• **Rows**
● ● ● ● ●

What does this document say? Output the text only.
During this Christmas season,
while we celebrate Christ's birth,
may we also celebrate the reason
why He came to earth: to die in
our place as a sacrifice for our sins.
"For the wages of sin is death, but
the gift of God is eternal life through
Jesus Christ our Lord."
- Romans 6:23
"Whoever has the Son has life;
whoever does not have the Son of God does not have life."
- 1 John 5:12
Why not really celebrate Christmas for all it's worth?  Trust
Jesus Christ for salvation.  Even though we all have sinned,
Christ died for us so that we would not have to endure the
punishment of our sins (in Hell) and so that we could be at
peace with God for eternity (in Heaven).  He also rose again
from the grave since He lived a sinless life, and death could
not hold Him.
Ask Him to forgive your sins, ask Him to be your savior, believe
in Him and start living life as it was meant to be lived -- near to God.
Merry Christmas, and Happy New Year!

● ● ● ● ●

Please output the entries above, every line exactly as it reads.

What does this document say? Output the text only.
During this Christmas season,
while we celebrate Christ's birth,
may we also celebrate the reason
why He came to earth: to die in
our place as a sacrifice for our sins.
"For the wages of sin is death, but
the gift of God is eternal life through
Jesus Christ our Lord."
- Romans 6:23
"Whoever has the Son has life;
whoever does not have the Son of God does not have life."
- 1 John 5:12
Why not really celebrate Christmas for all it's worth?  Trust
Jesus Christ for salvation.  Even though we all have sinned,
Christ died for us so that we would not have to endure the
punishment of our sins (in Hell) and so that we could be at
peace with God for eternity (in Heaven).  He also rose again
from the grave since He lived a sinless life, and death could
not hold Him.
Ask Him to forgive your sins, ask Him to be your savior, believe
in Him and start living life as it was meant to be lived -- near to God.
Merry Christmas, and Happy New Year!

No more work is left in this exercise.